→ CHALLENGE: In how many lines does the string "saab" appear? Answer with the number only.

-- BEGIN RECORDED INFORMATION --

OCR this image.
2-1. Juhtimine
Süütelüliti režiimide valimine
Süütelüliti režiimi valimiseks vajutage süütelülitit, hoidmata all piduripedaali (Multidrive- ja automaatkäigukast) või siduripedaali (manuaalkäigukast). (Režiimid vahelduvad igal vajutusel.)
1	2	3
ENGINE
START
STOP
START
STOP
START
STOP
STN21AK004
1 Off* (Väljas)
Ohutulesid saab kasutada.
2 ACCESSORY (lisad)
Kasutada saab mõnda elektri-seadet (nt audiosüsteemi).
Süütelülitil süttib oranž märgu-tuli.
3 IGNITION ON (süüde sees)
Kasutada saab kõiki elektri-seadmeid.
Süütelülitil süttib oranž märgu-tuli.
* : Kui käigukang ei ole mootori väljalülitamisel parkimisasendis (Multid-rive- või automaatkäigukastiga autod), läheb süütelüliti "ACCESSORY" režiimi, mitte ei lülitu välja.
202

-- END RECORDED INFORMATION --
-- BEGIN RECORDED INFORMATION --

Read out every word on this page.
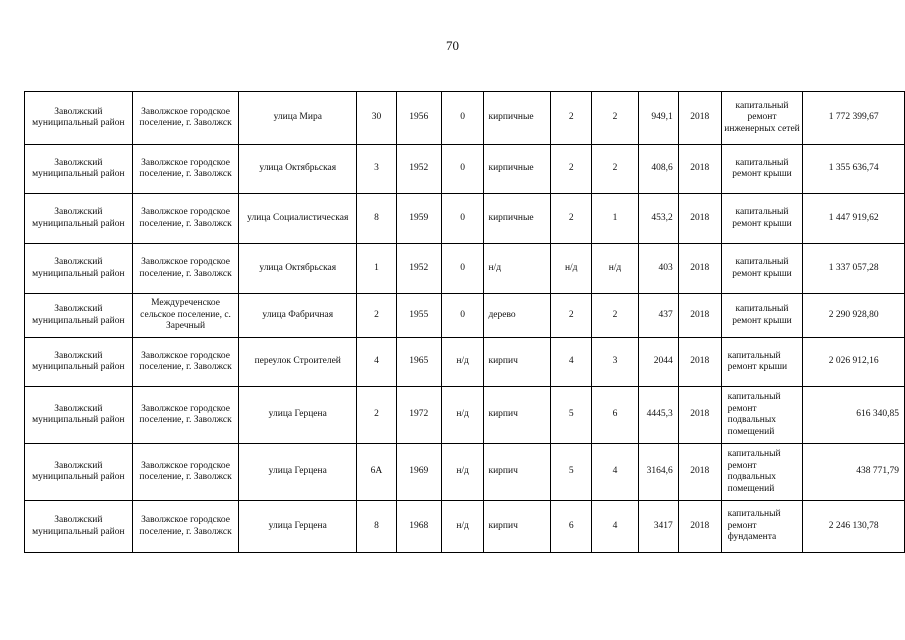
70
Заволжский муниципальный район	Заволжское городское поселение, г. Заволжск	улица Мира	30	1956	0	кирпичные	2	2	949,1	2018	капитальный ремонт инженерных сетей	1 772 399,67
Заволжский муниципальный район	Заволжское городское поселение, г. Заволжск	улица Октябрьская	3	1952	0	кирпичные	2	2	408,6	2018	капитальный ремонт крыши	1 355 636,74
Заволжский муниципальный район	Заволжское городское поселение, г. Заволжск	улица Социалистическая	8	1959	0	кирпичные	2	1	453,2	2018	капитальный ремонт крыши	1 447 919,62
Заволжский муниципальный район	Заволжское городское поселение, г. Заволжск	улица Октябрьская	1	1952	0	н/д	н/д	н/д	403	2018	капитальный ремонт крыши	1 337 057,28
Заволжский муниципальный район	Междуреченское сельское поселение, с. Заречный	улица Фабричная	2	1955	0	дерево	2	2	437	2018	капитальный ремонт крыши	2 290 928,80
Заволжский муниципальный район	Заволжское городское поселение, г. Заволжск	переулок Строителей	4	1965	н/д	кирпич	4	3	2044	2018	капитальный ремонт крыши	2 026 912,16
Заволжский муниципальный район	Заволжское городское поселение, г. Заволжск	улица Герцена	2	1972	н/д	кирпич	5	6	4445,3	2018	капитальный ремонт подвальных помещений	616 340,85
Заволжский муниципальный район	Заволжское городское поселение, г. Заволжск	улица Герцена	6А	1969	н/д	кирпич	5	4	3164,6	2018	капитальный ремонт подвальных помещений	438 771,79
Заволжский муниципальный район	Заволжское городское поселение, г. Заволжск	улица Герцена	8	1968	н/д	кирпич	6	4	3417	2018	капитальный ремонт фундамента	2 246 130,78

-- END RECORDED INFORMATION --

→ WRITTEN ANSWER: 3